/---

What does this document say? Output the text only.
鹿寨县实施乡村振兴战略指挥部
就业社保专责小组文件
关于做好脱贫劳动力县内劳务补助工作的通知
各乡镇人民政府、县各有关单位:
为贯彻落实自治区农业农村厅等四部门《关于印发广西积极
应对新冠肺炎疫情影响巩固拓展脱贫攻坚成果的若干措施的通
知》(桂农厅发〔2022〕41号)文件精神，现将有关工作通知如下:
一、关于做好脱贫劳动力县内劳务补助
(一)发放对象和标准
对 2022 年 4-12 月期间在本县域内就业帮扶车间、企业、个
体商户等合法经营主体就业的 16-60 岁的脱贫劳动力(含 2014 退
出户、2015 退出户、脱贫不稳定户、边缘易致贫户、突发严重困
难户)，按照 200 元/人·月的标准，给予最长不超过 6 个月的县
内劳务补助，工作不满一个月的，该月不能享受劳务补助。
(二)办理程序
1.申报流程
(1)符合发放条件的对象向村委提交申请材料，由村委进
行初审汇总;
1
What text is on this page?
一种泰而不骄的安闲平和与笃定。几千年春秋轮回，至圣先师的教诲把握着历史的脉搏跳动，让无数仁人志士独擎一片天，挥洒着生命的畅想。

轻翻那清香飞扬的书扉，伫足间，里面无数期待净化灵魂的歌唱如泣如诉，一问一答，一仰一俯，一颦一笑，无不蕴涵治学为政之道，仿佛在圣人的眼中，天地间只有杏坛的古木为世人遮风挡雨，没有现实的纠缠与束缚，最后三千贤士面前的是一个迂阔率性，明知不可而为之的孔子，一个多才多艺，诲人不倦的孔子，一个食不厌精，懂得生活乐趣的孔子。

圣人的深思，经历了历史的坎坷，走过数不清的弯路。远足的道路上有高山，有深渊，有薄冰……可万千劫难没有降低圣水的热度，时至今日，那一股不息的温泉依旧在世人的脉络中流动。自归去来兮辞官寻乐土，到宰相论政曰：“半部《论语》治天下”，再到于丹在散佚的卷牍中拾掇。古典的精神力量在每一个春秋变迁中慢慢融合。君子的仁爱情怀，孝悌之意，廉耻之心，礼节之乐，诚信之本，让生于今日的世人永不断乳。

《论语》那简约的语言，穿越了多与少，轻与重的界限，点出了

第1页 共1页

\---

## Objective
Within the material above, find the lines that contain the word "this"; copy them.

## Task output
What does this document say? Output the text only.
What text is on this page?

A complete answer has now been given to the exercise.